_TASK GOAL:_ Identify and pull out each line of the entries in which "this" occurs.

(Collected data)
+--

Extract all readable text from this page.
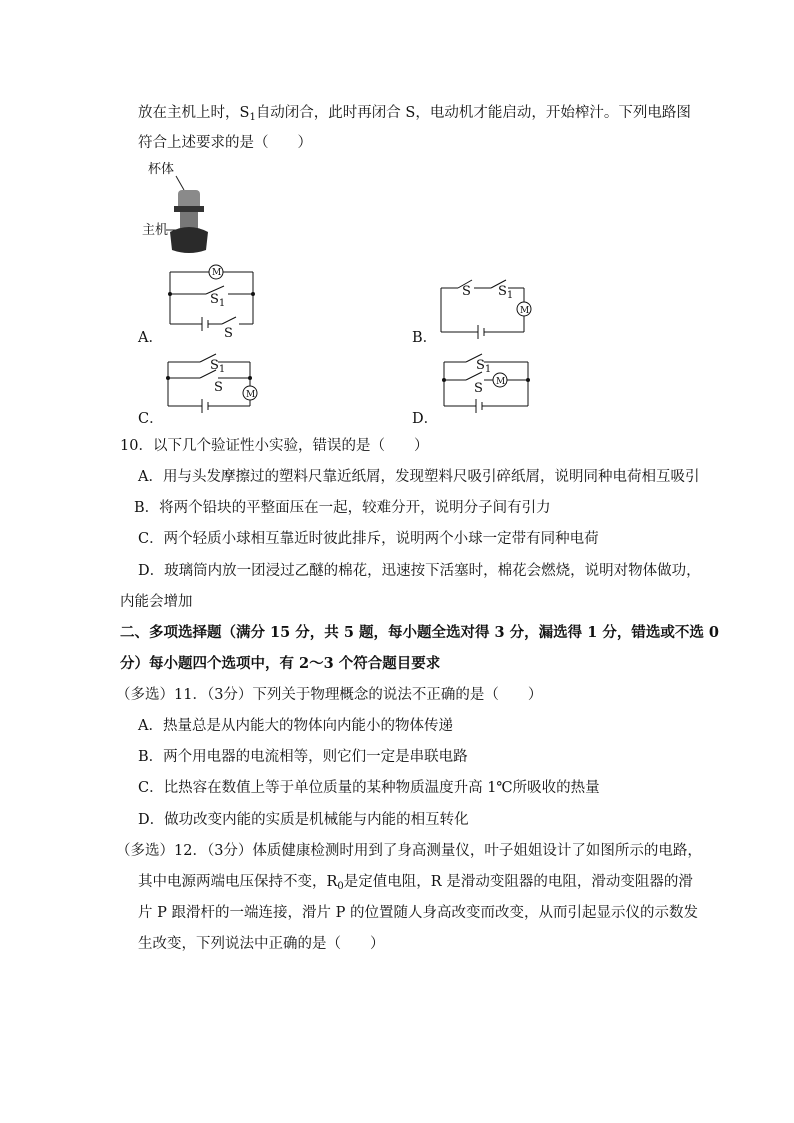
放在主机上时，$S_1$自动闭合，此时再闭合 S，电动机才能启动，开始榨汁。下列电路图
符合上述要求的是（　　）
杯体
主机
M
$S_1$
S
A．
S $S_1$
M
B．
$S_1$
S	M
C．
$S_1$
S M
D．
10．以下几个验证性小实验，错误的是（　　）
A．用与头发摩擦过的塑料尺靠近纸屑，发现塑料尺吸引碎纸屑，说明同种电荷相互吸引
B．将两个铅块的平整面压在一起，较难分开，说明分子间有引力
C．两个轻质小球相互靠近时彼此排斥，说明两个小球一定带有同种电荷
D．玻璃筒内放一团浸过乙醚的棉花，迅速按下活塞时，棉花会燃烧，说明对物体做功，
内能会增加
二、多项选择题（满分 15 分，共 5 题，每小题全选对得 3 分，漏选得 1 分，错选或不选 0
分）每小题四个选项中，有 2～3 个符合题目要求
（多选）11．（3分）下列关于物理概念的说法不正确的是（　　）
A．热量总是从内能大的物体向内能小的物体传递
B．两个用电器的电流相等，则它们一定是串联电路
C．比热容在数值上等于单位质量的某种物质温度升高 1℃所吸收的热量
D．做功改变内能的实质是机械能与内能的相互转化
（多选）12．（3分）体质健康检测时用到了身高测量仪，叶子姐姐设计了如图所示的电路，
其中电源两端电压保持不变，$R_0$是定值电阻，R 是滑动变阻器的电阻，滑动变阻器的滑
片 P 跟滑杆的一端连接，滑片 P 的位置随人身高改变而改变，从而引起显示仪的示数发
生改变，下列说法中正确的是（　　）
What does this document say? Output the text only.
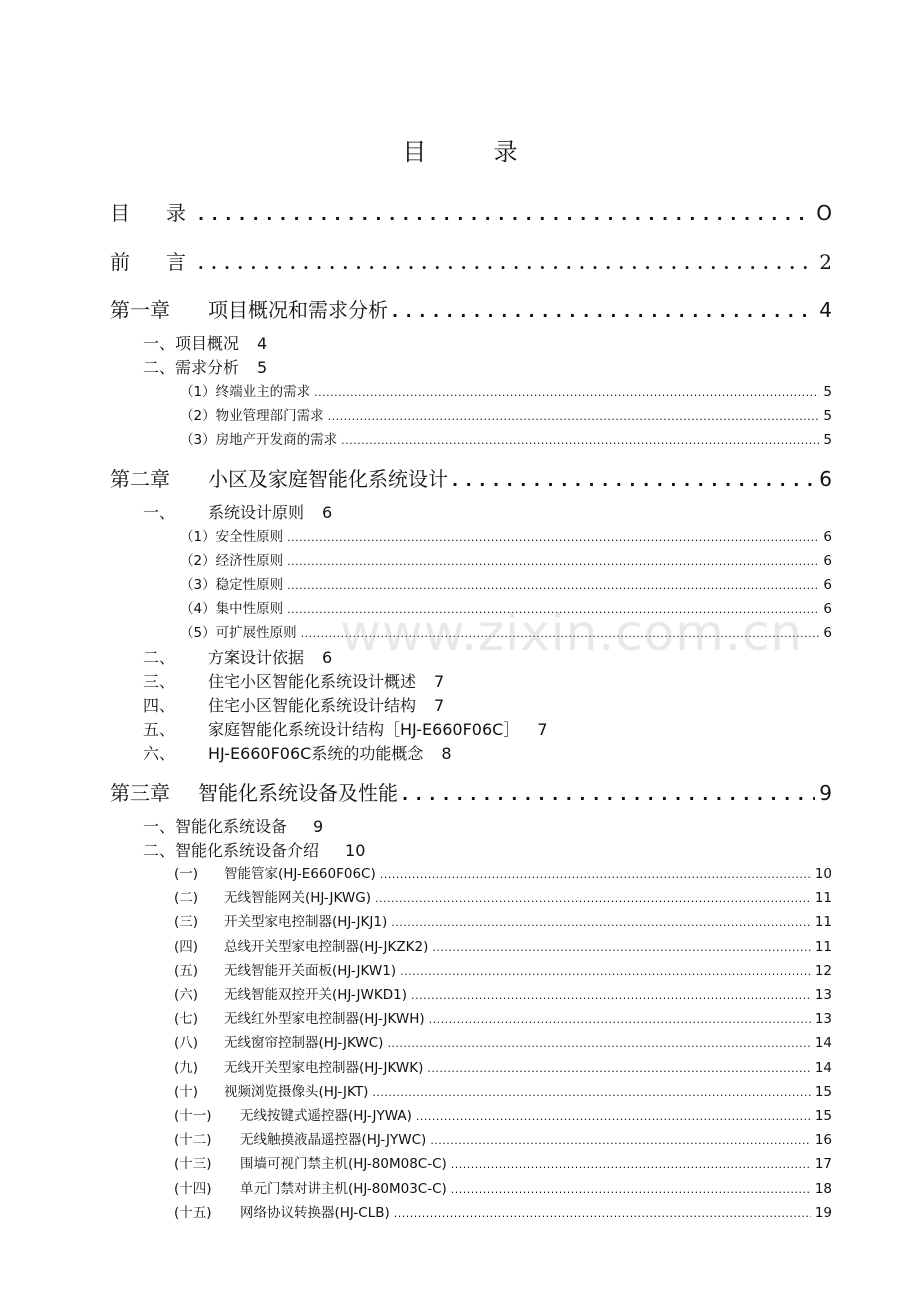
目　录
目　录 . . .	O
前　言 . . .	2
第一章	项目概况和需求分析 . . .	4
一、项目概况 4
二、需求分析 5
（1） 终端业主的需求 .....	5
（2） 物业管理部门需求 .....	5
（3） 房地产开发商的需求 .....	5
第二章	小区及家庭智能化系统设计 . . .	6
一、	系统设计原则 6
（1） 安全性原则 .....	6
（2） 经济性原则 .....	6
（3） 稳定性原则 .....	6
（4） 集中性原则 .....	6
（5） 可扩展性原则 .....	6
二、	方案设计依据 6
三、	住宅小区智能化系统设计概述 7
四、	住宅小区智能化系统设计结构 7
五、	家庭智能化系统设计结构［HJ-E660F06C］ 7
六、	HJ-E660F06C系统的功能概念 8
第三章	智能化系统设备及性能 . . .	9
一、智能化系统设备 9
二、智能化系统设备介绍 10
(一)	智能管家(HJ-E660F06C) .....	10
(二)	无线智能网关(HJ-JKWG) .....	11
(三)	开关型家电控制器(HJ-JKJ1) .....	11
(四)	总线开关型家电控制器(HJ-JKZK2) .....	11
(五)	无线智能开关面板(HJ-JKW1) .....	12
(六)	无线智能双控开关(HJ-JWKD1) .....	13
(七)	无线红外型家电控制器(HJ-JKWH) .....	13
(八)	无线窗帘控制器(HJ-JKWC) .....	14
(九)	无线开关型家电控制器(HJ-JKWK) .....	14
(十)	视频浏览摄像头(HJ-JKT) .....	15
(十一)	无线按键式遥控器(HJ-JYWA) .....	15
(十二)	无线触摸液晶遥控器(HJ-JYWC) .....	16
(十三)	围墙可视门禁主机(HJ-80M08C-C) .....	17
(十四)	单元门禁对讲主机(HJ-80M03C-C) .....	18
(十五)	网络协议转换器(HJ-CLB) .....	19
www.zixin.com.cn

+--

_THE RESPONSE:_
Extract all readable text from this page.
What does this document say? Output the text only.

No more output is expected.